» WORK TO COMPLETE
Copy everything in the data below exactly except the pictures.

» EXTRACTED ENTRIES
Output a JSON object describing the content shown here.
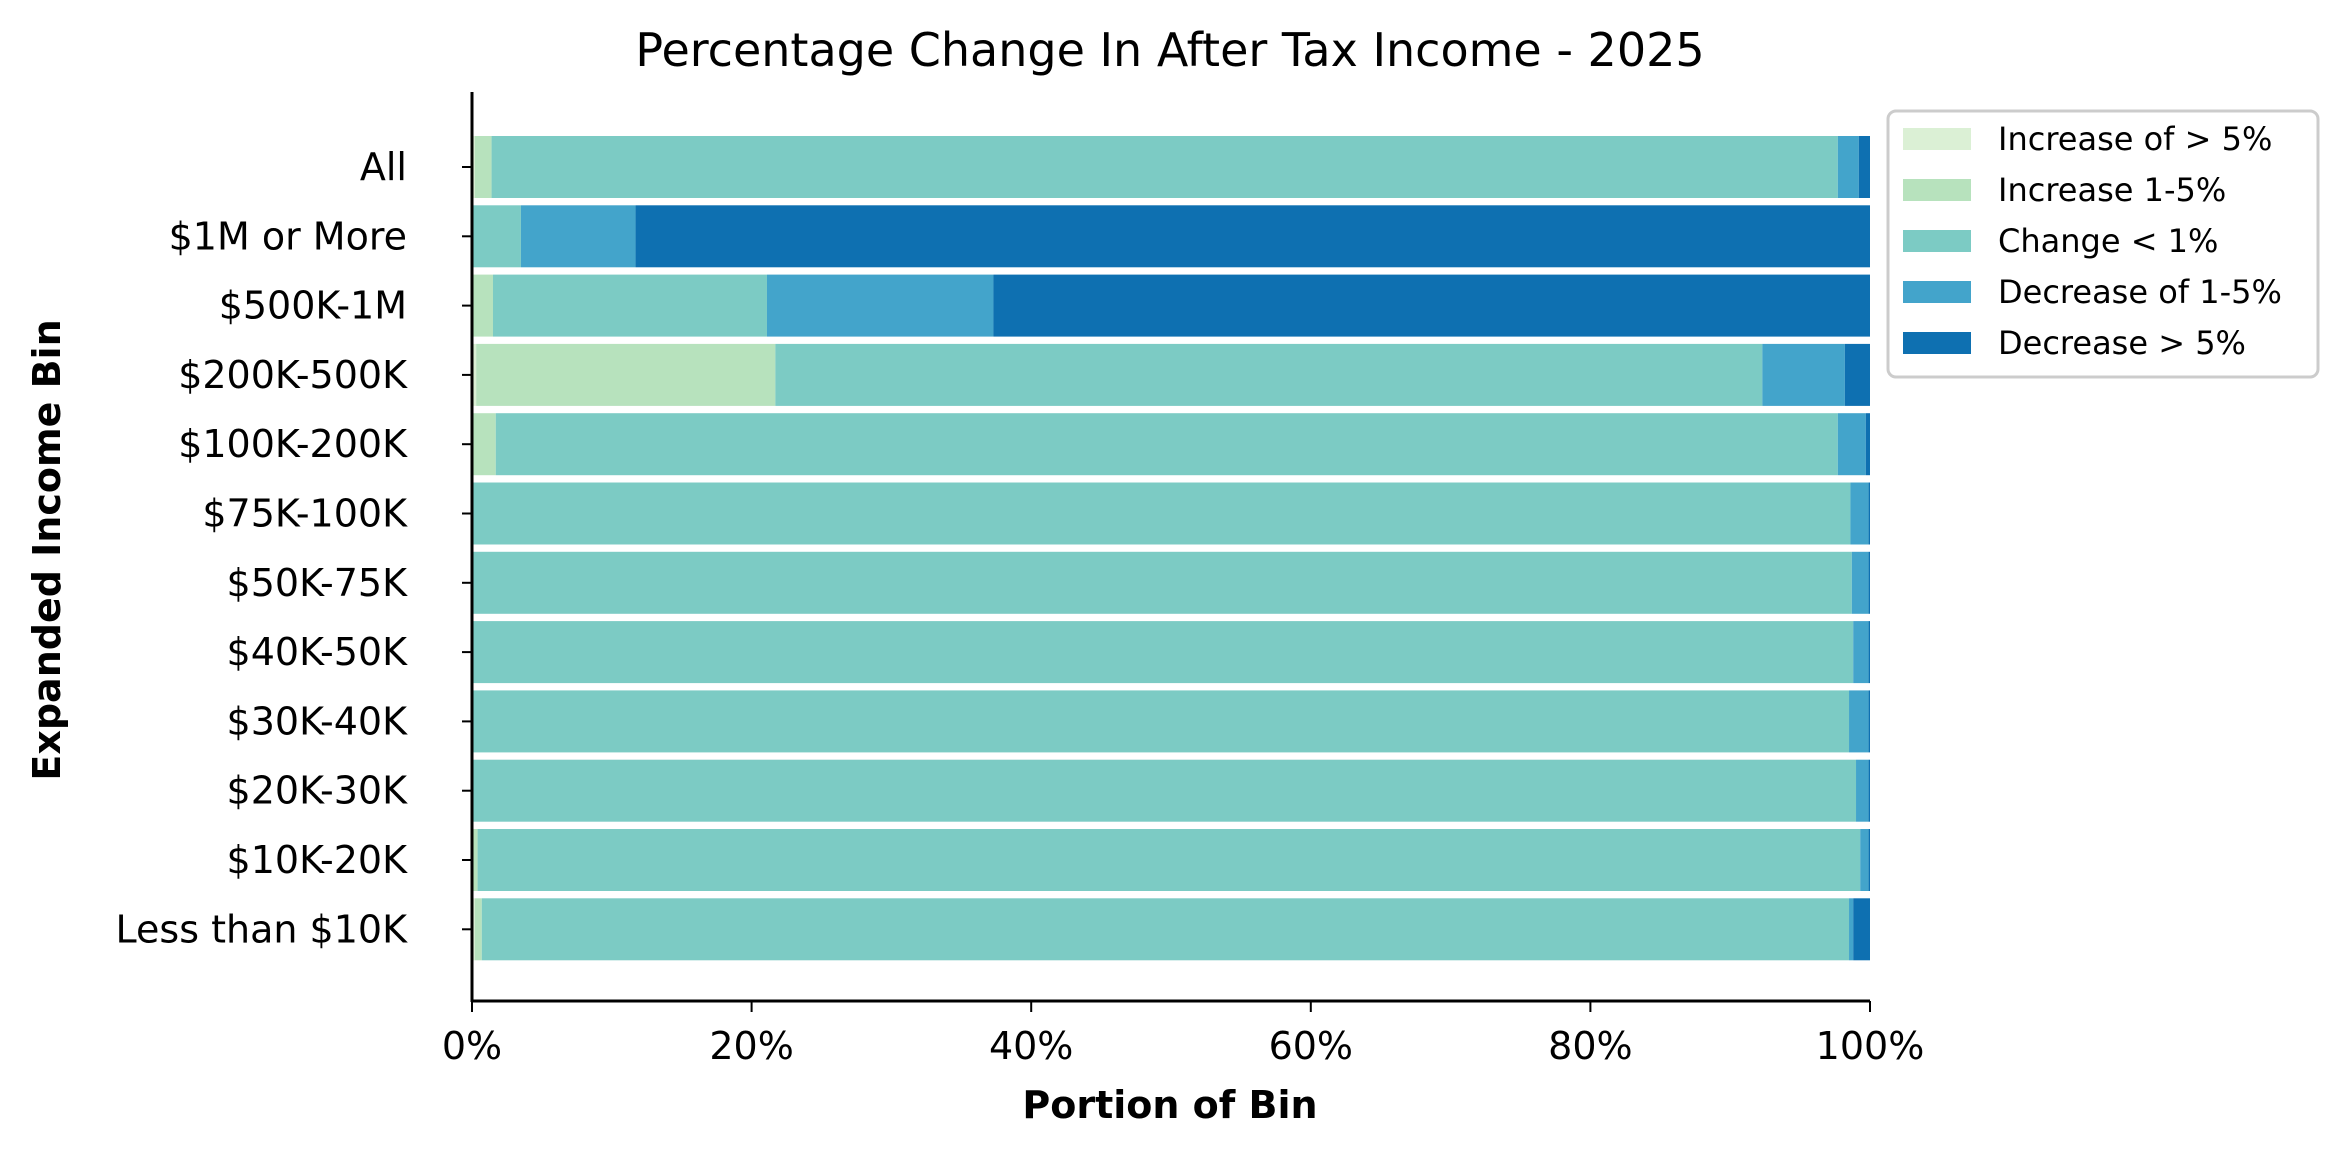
{
  "chart_data": {
    "type": "bar",
    "orientation": "horizontal",
    "stacked": true,
    "title": "Percentage Change In After Tax Income - 2025",
    "xlabel": "Portion of Bin",
    "ylabel": "Expanded Income Bin",
    "xlim": [
      0,
      100
    ],
    "xticks": [
      "0%",
      "20%",
      "40%",
      "60%",
      "80%",
      "100%"
    ],
    "xtick_values": [
      0,
      20,
      40,
      60,
      80,
      100
    ],
    "grid": false,
    "legend_position": "outside top-right",
    "categories": [
      "All",
      "$1M or More",
      "$500K-1M",
      "$200K-500K",
      "$100K-200K",
      "$75K-100K",
      "$50K-75K",
      "$40K-50K",
      "$30K-40K",
      "$20K-30K",
      "$10K-20K",
      "Less than $10K"
    ],
    "series": [
      {
        "name": "Increase of > 5%",
        "color": "#dbf0d5",
        "values": [
          0.2,
          0.0,
          0.0,
          0.3,
          0.1,
          0.0,
          0.0,
          0.0,
          0.0,
          0.0,
          0.1,
          0.2
        ]
      },
      {
        "name": "Increase 1-5%",
        "color": "#b7e2bd",
        "values": [
          1.2,
          0.0,
          1.5,
          21.4,
          1.6,
          0.0,
          0.0,
          0.0,
          0.0,
          0.0,
          0.3,
          0.5
        ]
      },
      {
        "name": "Change < 1%",
        "color": "#7ccbc4",
        "values": [
          96.3,
          3.5,
          19.6,
          70.6,
          96.0,
          98.6,
          98.7,
          98.8,
          98.5,
          99.0,
          98.9,
          97.8
        ]
      },
      {
        "name": "Decrease of 1-5%",
        "color": "#43a4cb",
        "values": [
          1.5,
          8.2,
          16.2,
          5.9,
          2.0,
          1.3,
          1.2,
          1.1,
          1.4,
          0.9,
          0.6,
          0.3
        ]
      },
      {
        "name": "Decrease > 5%",
        "color": "#0e70b1",
        "values": [
          0.8,
          88.3,
          62.7,
          1.8,
          0.3,
          0.1,
          0.1,
          0.1,
          0.1,
          0.1,
          0.1,
          1.2
        ]
      }
    ]
  }
}
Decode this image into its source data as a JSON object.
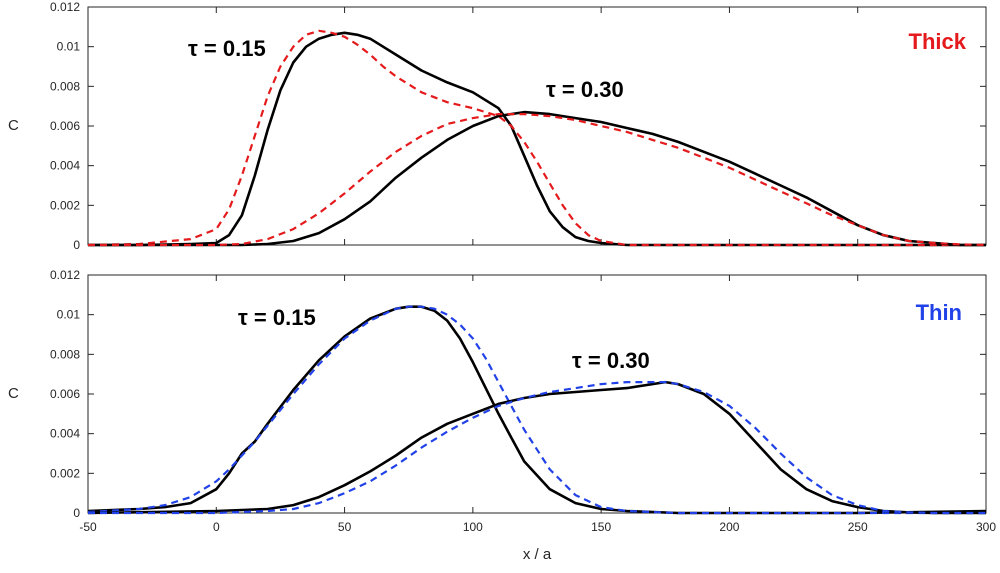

» FINAL RESULT
Output a JSON object describing the content shown here.
{
  "chart_data": {
    "type": "bar",
    "orientation": "horizontal",
    "stacked": true,
    "title": "Percentage Change In After Tax Income - 2025",
    "xlabel": "Portion of Bin",
    "ylabel": "Expanded Income Bin",
    "xlim": [
      0,
      100
    ],
    "xticks": [
      "0%",
      "20%",
      "40%",
      "60%",
      "80%",
      "100%"
    ],
    "xtick_values": [
      0,
      20,
      40,
      60,
      80,
      100
    ],
    "grid": false,
    "legend_position": "outside top-right",
    "categories": [
      "All",
      "$1M or More",
      "$500K-1M",
      "$200K-500K",
      "$100K-200K",
      "$75K-100K",
      "$50K-75K",
      "$40K-50K",
      "$30K-40K",
      "$20K-30K",
      "$10K-20K",
      "Less than $10K"
    ],
    "series": [
      {
        "name": "Increase of > 5%",
        "color": "#dbf0d5",
        "values": [
          0.2,
          0.0,
          0.0,
          0.3,
          0.1,
          0.0,
          0.0,
          0.0,
          0.0,
          0.0,
          0.1,
          0.2
        ]
      },
      {
        "name": "Increase 1-5%",
        "color": "#b7e2bd",
        "values": [
          1.2,
          0.0,
          1.5,
          21.4,
          1.6,
          0.0,
          0.0,
          0.0,
          0.0,
          0.0,
          0.3,
          0.5
        ]
      },
      {
        "name": "Change < 1%",
        "color": "#7ccbc4",
        "values": [
          96.3,
          3.5,
          19.6,
          70.6,
          96.0,
          98.6,
          98.7,
          98.8,
          98.5,
          99.0,
          98.9,
          97.8
        ]
      },
      {
        "name": "Decrease of 1-5%",
        "color": "#43a4cb",
        "values": [
          1.5,
          8.2,
          16.2,
          5.9,
          2.0,
          1.3,
          1.2,
          1.1,
          1.4,
          0.9,
          0.6,
          0.3
        ]
      },
      {
        "name": "Decrease > 5%",
        "color": "#0e70b1",
        "values": [
          0.8,
          88.3,
          62.7,
          1.8,
          0.3,
          0.1,
          0.1,
          0.1,
          0.1,
          0.1,
          0.1,
          1.2
        ]
      }
    ]
  }
}
Decode this image into its source data as a JSON object.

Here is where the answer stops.